> _What you will do_
Reproduce every record exactly as it appears, but not the pictures.

> _Records provided_

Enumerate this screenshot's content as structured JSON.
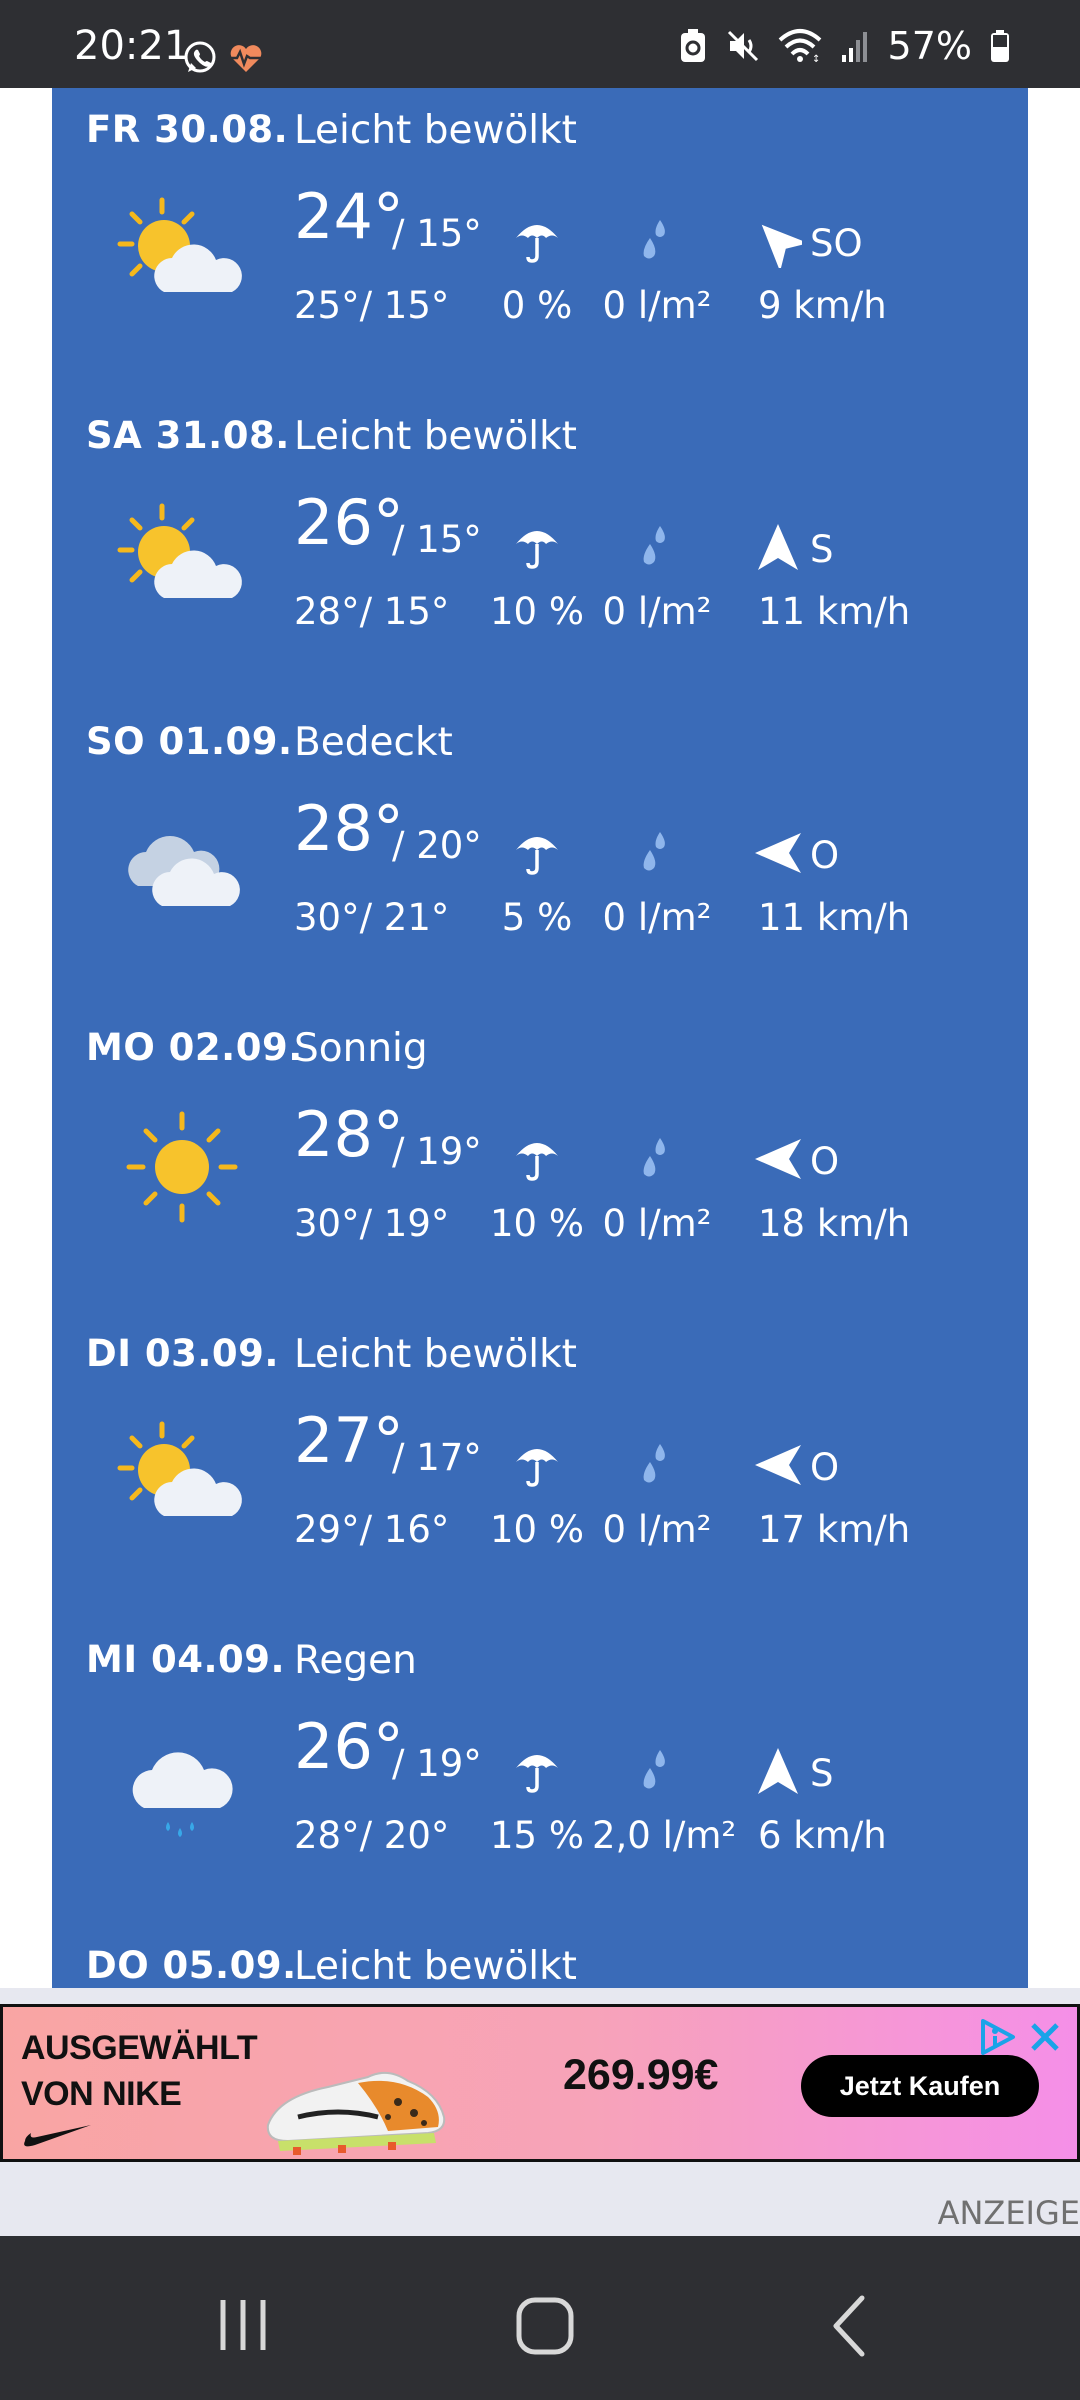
{
  "status_bar": {
    "time": "20:21",
    "battery": "57%",
    "left_icons": [
      "whatsapp-icon",
      "health-heart-icon"
    ],
    "right_icons": [
      "battery-saver-icon",
      "mute-icon",
      "wifi-icon",
      "signal-icon",
      "battery-icon"
    ]
  },
  "forecast": [
    {
      "date": "FR 30.08.",
      "condition": "Leicht bewölkt",
      "icon": "partly-cloudy-icon",
      "temp_max": "24°",
      "temp_min": "/ 15°",
      "feels": "25°/ 15°",
      "precip_prob": "0 %",
      "rain": "0 l/m²",
      "wind_dir": "SO",
      "wind_speed": "9 km/h",
      "wind_arrow_rotation_deg": -45
    },
    {
      "date": "SA 31.08.",
      "condition": "Leicht bewölkt",
      "icon": "partly-cloudy-icon",
      "temp_max": "26°",
      "temp_min": "/ 15°",
      "feels": "28°/ 15°",
      "precip_prob": "10 %",
      "rain": "0 l/m²",
      "wind_dir": "S",
      "wind_speed": "11 km/h",
      "wind_arrow_rotation_deg": 0
    },
    {
      "date": "SO 01.09.",
      "condition": "Bedeckt",
      "icon": "overcast-icon",
      "temp_max": "28°",
      "temp_min": "/ 20°",
      "feels": "30°/ 21°",
      "precip_prob": "5 %",
      "rain": "0 l/m²",
      "wind_dir": "O",
      "wind_speed": "11 km/h",
      "wind_arrow_rotation_deg": -90
    },
    {
      "date": "MO 02.09.",
      "condition": "Sonnig",
      "icon": "sunny-icon",
      "temp_max": "28°",
      "temp_min": "/ 19°",
      "feels": "30°/ 19°",
      "precip_prob": "10 %",
      "rain": "0 l/m²",
      "wind_dir": "O",
      "wind_speed": "18 km/h",
      "wind_arrow_rotation_deg": -90
    },
    {
      "date": "DI 03.09.",
      "condition": "Leicht bewölkt",
      "icon": "partly-cloudy-icon",
      "temp_max": "27°",
      "temp_min": "/ 17°",
      "feels": "29°/ 16°",
      "precip_prob": "10 %",
      "rain": "0 l/m²",
      "wind_dir": "O",
      "wind_speed": "17 km/h",
      "wind_arrow_rotation_deg": -90
    },
    {
      "date": "MI 04.09.",
      "condition": "Regen",
      "icon": "rain-icon",
      "temp_max": "26°",
      "temp_min": "/ 19°",
      "feels": "28°/ 20°",
      "precip_prob": "15 %",
      "rain": "2,0 l/m²",
      "wind_dir": "S",
      "wind_speed": "6 km/h",
      "wind_arrow_rotation_deg": 0
    },
    {
      "date": "DO 05.09.",
      "condition": "Leicht bewölkt",
      "icon": "partly-cloudy-icon",
      "temp_max": "",
      "temp_min": "",
      "feels": "",
      "precip_prob": "",
      "rain": "",
      "wind_dir": "",
      "wind_speed": "",
      "wind_arrow_rotation_deg": 0
    }
  ],
  "ad": {
    "brand_line1": "AUSGEWÄHLT",
    "brand_line2": "VON NIKE",
    "price": "269.99€",
    "cta": "Jetzt Kaufen",
    "label": "ANZEIGE"
  },
  "nav": {
    "icons": [
      "recent-apps-icon",
      "home-icon",
      "back-icon"
    ]
  }
}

> _Solution_
Enumerate this screenshot's content as structured JSON.
{
  "status_bar": {
    "time": "20:21",
    "battery": "57%",
    "left_icons": [
      "whatsapp-icon",
      "health-heart-icon"
    ],
    "right_icons": [
      "battery-saver-icon",
      "mute-icon",
      "wifi-icon",
      "signal-icon",
      "battery-icon"
    ]
  },
  "forecast": [
    {
      "date": "FR 30.08.",
      "condition": "Leicht bewölkt",
      "icon": "partly-cloudy-icon",
      "temp_max": "24°",
      "temp_min": "/ 15°",
      "feels": "25°/ 15°",
      "precip_prob": "0 %",
      "rain": "0 l/m²",
      "wind_dir": "SO",
      "wind_speed": "9 km/h",
      "wind_arrow_rotation_deg": -45
    },
    {
      "date": "SA 31.08.",
      "condition": "Leicht bewölkt",
      "icon": "partly-cloudy-icon",
      "temp_max": "26°",
      "temp_min": "/ 15°",
      "feels": "28°/ 15°",
      "precip_prob": "10 %",
      "rain": "0 l/m²",
      "wind_dir": "S",
      "wind_speed": "11 km/h",
      "wind_arrow_rotation_deg": 0
    },
    {
      "date": "SO 01.09.",
      "condition": "Bedeckt",
      "icon": "overcast-icon",
      "temp_max": "28°",
      "temp_min": "/ 20°",
      "feels": "30°/ 21°",
      "precip_prob": "5 %",
      "rain": "0 l/m²",
      "wind_dir": "O",
      "wind_speed": "11 km/h",
      "wind_arrow_rotation_deg": -90
    },
    {
      "date": "MO 02.09.",
      "condition": "Sonnig",
      "icon": "sunny-icon",
      "temp_max": "28°",
      "temp_min": "/ 19°",
      "feels": "30°/ 19°",
      "precip_prob": "10 %",
      "rain": "0 l/m²",
      "wind_dir": "O",
      "wind_speed": "18 km/h",
      "wind_arrow_rotation_deg": -90
    },
    {
      "date": "DI 03.09.",
      "condition": "Leicht bewölkt",
      "icon": "partly-cloudy-icon",
      "temp_max": "27°",
      "temp_min": "/ 17°",
      "feels": "29°/ 16°",
      "precip_prob": "10 %",
      "rain": "0 l/m²",
      "wind_dir": "O",
      "wind_speed": "17 km/h",
      "wind_arrow_rotation_deg": -90
    },
    {
      "date": "MI 04.09.",
      "condition": "Regen",
      "icon": "rain-icon",
      "temp_max": "26°",
      "temp_min": "/ 19°",
      "feels": "28°/ 20°",
      "precip_prob": "15 %",
      "rain": "2,0 l/m²",
      "wind_dir": "S",
      "wind_speed": "6 km/h",
      "wind_arrow_rotation_deg": 0
    },
    {
      "date": "DO 05.09.",
      "condition": "Leicht bewölkt",
      "icon": "partly-cloudy-icon",
      "temp_max": "",
      "temp_min": "",
      "feels": "",
      "precip_prob": "",
      "rain": "",
      "wind_dir": "",
      "wind_speed": "",
      "wind_arrow_rotation_deg": 0
    }
  ],
  "ad": {
    "brand_line1": "AUSGEWÄHLT",
    "brand_line2": "VON NIKE",
    "price": "269.99€",
    "cta": "Jetzt Kaufen",
    "label": "ANZEIGE"
  },
  "nav": {
    "icons": [
      "recent-apps-icon",
      "home-icon",
      "back-icon"
    ]
  }
}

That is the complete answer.